■ The request ■
An exact copy of the records is required, minus the pictures they hold.

■ Records for this task ■
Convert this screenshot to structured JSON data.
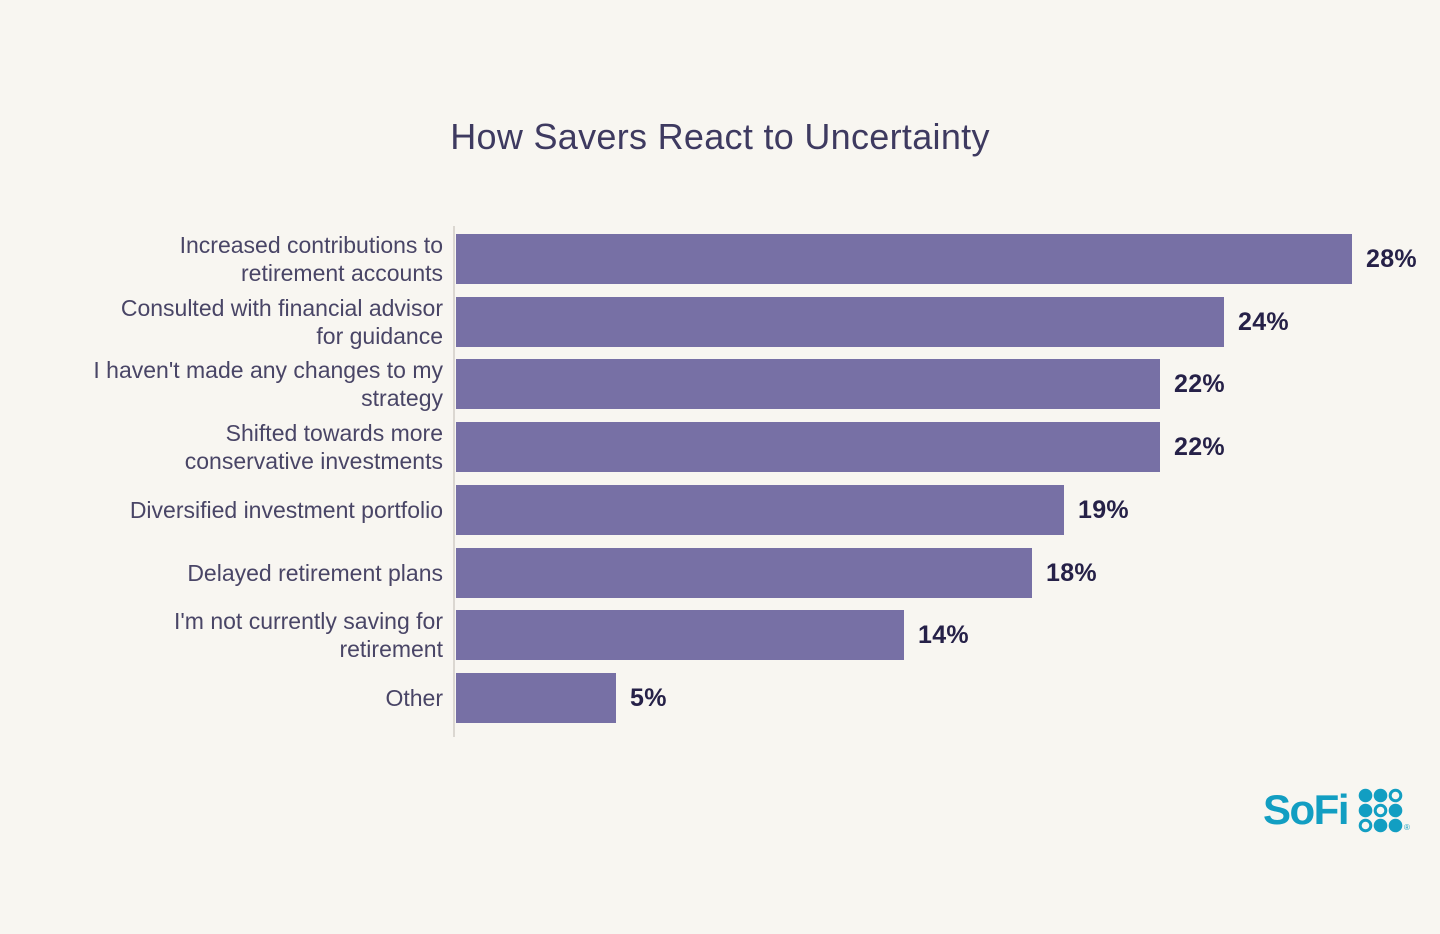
{
  "page": {
    "background_color": "#F8F6F1"
  },
  "chart_data": {
    "type": "bar",
    "orientation": "horizontal",
    "title": "How Savers React to Uncertainty",
    "categories": [
      "Increased contributions to retirement accounts",
      "Consulted with financial advisor for guidance",
      "I haven't made any changes to my strategy",
      "Shifted towards more conservative investments",
      "Diversified investment portfolio",
      "Delayed retirement plans",
      "I'm not currently saving for retirement",
      "Other"
    ],
    "category_lines": [
      [
        "Increased contributions to",
        "retirement accounts"
      ],
      [
        "Consulted with financial advisor",
        "for guidance"
      ],
      [
        "I haven't made any changes to my",
        "strategy"
      ],
      [
        "Shifted towards more",
        "conservative investments"
      ],
      [
        "Diversified investment portfolio"
      ],
      [
        "Delayed retirement plans"
      ],
      [
        "I'm not currently saving for",
        "retirement"
      ],
      [
        "Other"
      ]
    ],
    "values": [
      28,
      24,
      22,
      22,
      19,
      18,
      14,
      5
    ],
    "value_labels": [
      "28%",
      "24%",
      "22%",
      "22%",
      "19%",
      "18%",
      "14%",
      "5%"
    ],
    "xlim": [
      0,
      30
    ],
    "grid": false,
    "legend": null,
    "bar_color": "#7770A5",
    "value_label_color": "#262148",
    "category_label_color": "#494566",
    "title_color": "#3E3A60",
    "axis_line_color": "#DBD7D1"
  },
  "branding": {
    "logo_text": "SoFi",
    "logo_color": "#129EC2",
    "registered_mark": "®",
    "dot_pattern": [
      [
        1,
        1,
        0
      ],
      [
        1,
        0,
        1
      ],
      [
        0,
        1,
        1
      ]
    ]
  }
}
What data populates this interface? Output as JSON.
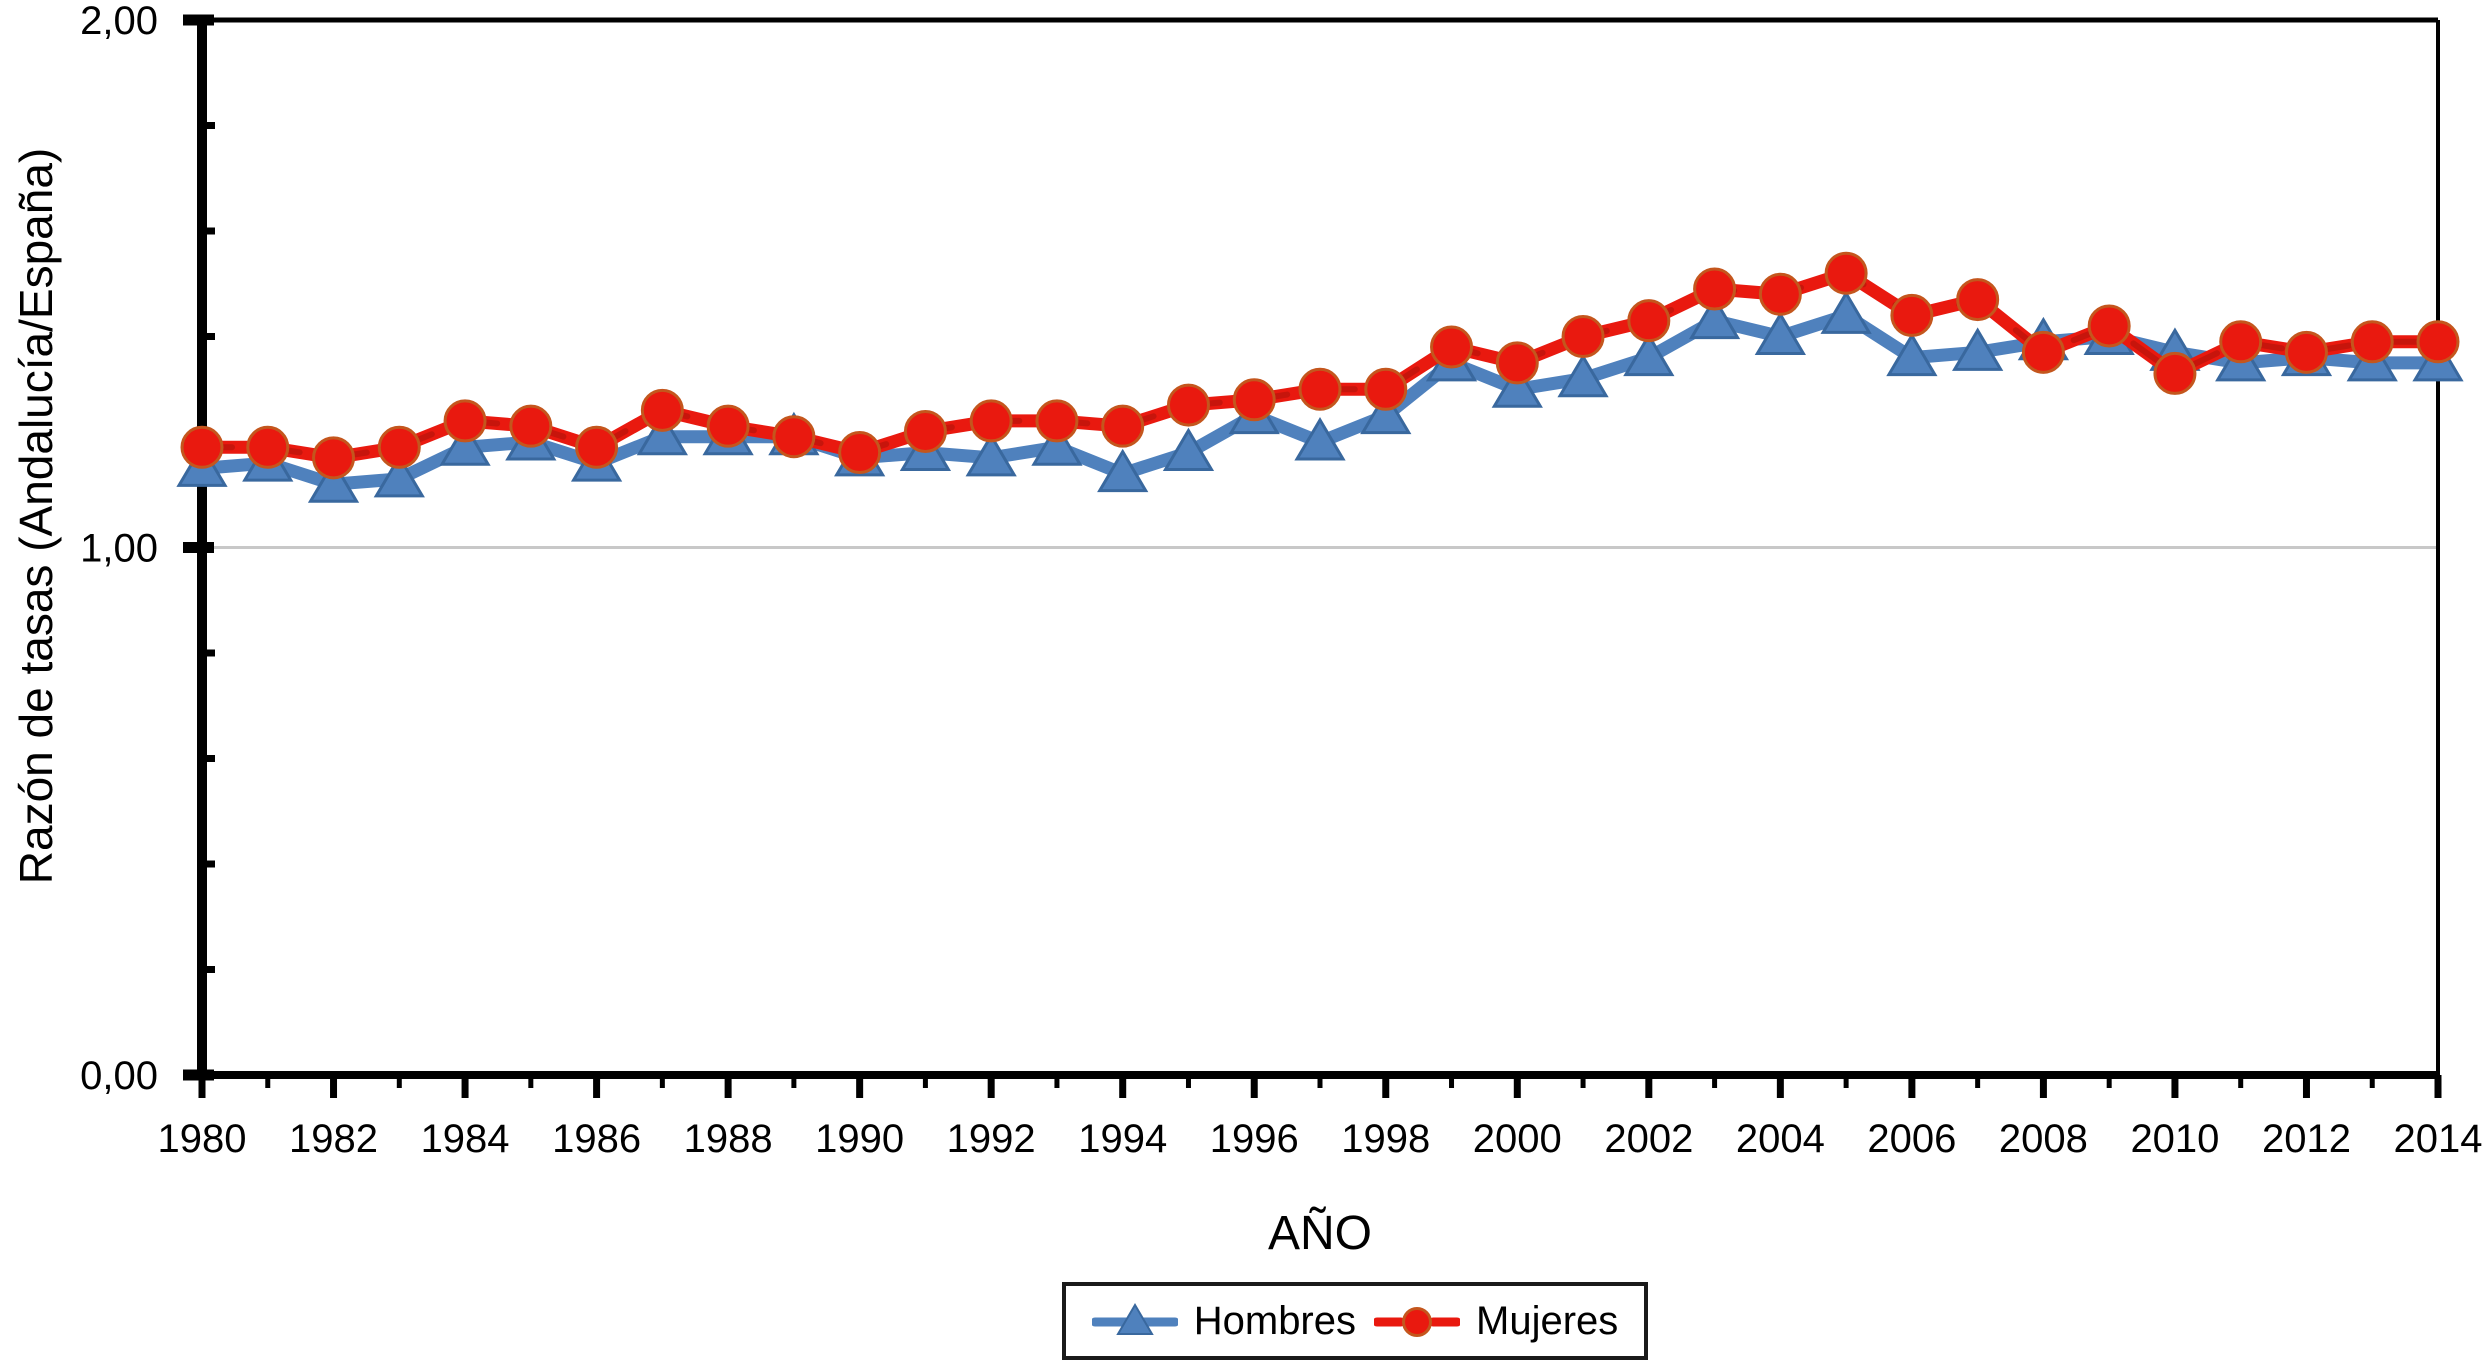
{
  "figure": {
    "y_axis_title": "Razón de tasas (Andalucía/España)",
    "x_axis_title": "AÑO",
    "background_color": "#ffffff",
    "axis_color": "#000000",
    "gridline_color": "#c8c8c8"
  },
  "legend": {
    "position": "bottom-center",
    "items": [
      {
        "label": "Hombres",
        "marker": "triangle",
        "color": "#4f81bd"
      },
      {
        "label": "Mujeres",
        "marker": "circle",
        "color": "#e9190f"
      }
    ]
  },
  "chart_data": {
    "type": "line",
    "xlabel": "AÑO",
    "ylabel": "Razón de tasas (Andalucía/España)",
    "ylim": [
      0,
      2
    ],
    "y_major_ticks": [
      0,
      1,
      2
    ],
    "y_tick_labels": [
      "0,00",
      "1,00",
      "2,00"
    ],
    "y_minor_step": 0.2,
    "gridlines": {
      "y": [
        1.0
      ]
    },
    "x_labeled_ticks": [
      1980,
      1982,
      1984,
      1986,
      1988,
      1990,
      1992,
      1994,
      1996,
      1998,
      2000,
      2002,
      2004,
      2006,
      2008,
      2010,
      2012,
      2014
    ],
    "x": [
      1980,
      1981,
      1982,
      1983,
      1984,
      1985,
      1986,
      1987,
      1988,
      1989,
      1990,
      1991,
      1992,
      1993,
      1994,
      1995,
      1996,
      1997,
      1998,
      1999,
      2000,
      2001,
      2002,
      2003,
      2004,
      2005,
      2006,
      2007,
      2008,
      2009,
      2010,
      2011,
      2012,
      2013,
      2014
    ],
    "series": [
      {
        "name": "Hombres",
        "marker": "triangle",
        "color": "#4f81bd",
        "marker_border": "#39689e",
        "line_style": "solid",
        "values": [
          1.15,
          1.16,
          1.12,
          1.13,
          1.19,
          1.2,
          1.16,
          1.21,
          1.21,
          1.21,
          1.17,
          1.18,
          1.17,
          1.19,
          1.14,
          1.18,
          1.25,
          1.2,
          1.25,
          1.35,
          1.3,
          1.32,
          1.36,
          1.43,
          1.4,
          1.44,
          1.36,
          1.37,
          1.39,
          1.4,
          1.37,
          1.35,
          1.36,
          1.35,
          1.35
        ]
      },
      {
        "name": "Mujeres",
        "marker": "circle",
        "color": "#e9190f",
        "marker_border": "#c4561d",
        "line_style": "dashed",
        "dash_color": "#b1130a",
        "values": [
          1.19,
          1.19,
          1.17,
          1.19,
          1.24,
          1.23,
          1.19,
          1.26,
          1.23,
          1.21,
          1.18,
          1.22,
          1.24,
          1.24,
          1.23,
          1.27,
          1.28,
          1.3,
          1.3,
          1.38,
          1.35,
          1.4,
          1.43,
          1.49,
          1.48,
          1.52,
          1.44,
          1.47,
          1.37,
          1.42,
          1.33,
          1.39,
          1.37,
          1.39,
          1.39
        ]
      }
    ]
  }
}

■ Correct output ■
Convert this screenshot to structured JSON data.
{
  "page": {
    "background_color": "#F8F6F1"
  },
  "chart_data": {
    "type": "bar",
    "orientation": "horizontal",
    "title": "How Savers React to Uncertainty",
    "categories": [
      "Increased contributions to retirement accounts",
      "Consulted with financial advisor for guidance",
      "I haven't made any changes to my strategy",
      "Shifted towards more conservative investments",
      "Diversified investment portfolio",
      "Delayed retirement plans",
      "I'm not currently saving for retirement",
      "Other"
    ],
    "category_lines": [
      [
        "Increased contributions to",
        "retirement accounts"
      ],
      [
        "Consulted with financial advisor",
        "for guidance"
      ],
      [
        "I haven't made any changes to my",
        "strategy"
      ],
      [
        "Shifted towards more",
        "conservative investments"
      ],
      [
        "Diversified investment portfolio"
      ],
      [
        "Delayed retirement plans"
      ],
      [
        "I'm not currently saving for",
        "retirement"
      ],
      [
        "Other"
      ]
    ],
    "values": [
      28,
      24,
      22,
      22,
      19,
      18,
      14,
      5
    ],
    "value_labels": [
      "28%",
      "24%",
      "22%",
      "22%",
      "19%",
      "18%",
      "14%",
      "5%"
    ],
    "xlim": [
      0,
      30
    ],
    "grid": false,
    "legend": null,
    "bar_color": "#7770A5",
    "value_label_color": "#262148",
    "category_label_color": "#494566",
    "title_color": "#3E3A60",
    "axis_line_color": "#DBD7D1"
  },
  "branding": {
    "logo_text": "SoFi",
    "logo_color": "#129EC2",
    "registered_mark": "®",
    "dot_pattern": [
      [
        1,
        1,
        0
      ],
      [
        1,
        0,
        1
      ],
      [
        0,
        1,
        1
      ]
    ]
  }
}
What data populates this interface? Output as JSON.
{
  "figure": {
    "y_axis_title": "Razón de tasas (Andalucía/España)",
    "x_axis_title": "AÑO",
    "background_color": "#ffffff",
    "axis_color": "#000000",
    "gridline_color": "#c8c8c8"
  },
  "legend": {
    "position": "bottom-center",
    "items": [
      {
        "label": "Hombres",
        "marker": "triangle",
        "color": "#4f81bd"
      },
      {
        "label": "Mujeres",
        "marker": "circle",
        "color": "#e9190f"
      }
    ]
  },
  "chart_data": {
    "type": "line",
    "xlabel": "AÑO",
    "ylabel": "Razón de tasas (Andalucía/España)",
    "ylim": [
      0,
      2
    ],
    "y_major_ticks": [
      0,
      1,
      2
    ],
    "y_tick_labels": [
      "0,00",
      "1,00",
      "2,00"
    ],
    "y_minor_step": 0.2,
    "gridlines": {
      "y": [
        1.0
      ]
    },
    "x_labeled_ticks": [
      1980,
      1982,
      1984,
      1986,
      1988,
      1990,
      1992,
      1994,
      1996,
      1998,
      2000,
      2002,
      2004,
      2006,
      2008,
      2010,
      2012,
      2014
    ],
    "x": [
      1980,
      1981,
      1982,
      1983,
      1984,
      1985,
      1986,
      1987,
      1988,
      1989,
      1990,
      1991,
      1992,
      1993,
      1994,
      1995,
      1996,
      1997,
      1998,
      1999,
      2000,
      2001,
      2002,
      2003,
      2004,
      2005,
      2006,
      2007,
      2008,
      2009,
      2010,
      2011,
      2012,
      2013,
      2014
    ],
    "series": [
      {
        "name": "Hombres",
        "marker": "triangle",
        "color": "#4f81bd",
        "marker_border": "#39689e",
        "line_style": "solid",
        "values": [
          1.15,
          1.16,
          1.12,
          1.13,
          1.19,
          1.2,
          1.16,
          1.21,
          1.21,
          1.21,
          1.17,
          1.18,
          1.17,
          1.19,
          1.14,
          1.18,
          1.25,
          1.2,
          1.25,
          1.35,
          1.3,
          1.32,
          1.36,
          1.43,
          1.4,
          1.44,
          1.36,
          1.37,
          1.39,
          1.4,
          1.37,
          1.35,
          1.36,
          1.35,
          1.35
        ]
      },
      {
        "name": "Mujeres",
        "marker": "circle",
        "color": "#e9190f",
        "marker_border": "#c4561d",
        "line_style": "dashed",
        "dash_color": "#b1130a",
        "values": [
          1.19,
          1.19,
          1.17,
          1.19,
          1.24,
          1.23,
          1.19,
          1.26,
          1.23,
          1.21,
          1.18,
          1.22,
          1.24,
          1.24,
          1.23,
          1.27,
          1.28,
          1.3,
          1.3,
          1.38,
          1.35,
          1.4,
          1.43,
          1.49,
          1.48,
          1.52,
          1.44,
          1.47,
          1.37,
          1.42,
          1.33,
          1.39,
          1.37,
          1.39,
          1.39
        ]
      }
    ]
  }
}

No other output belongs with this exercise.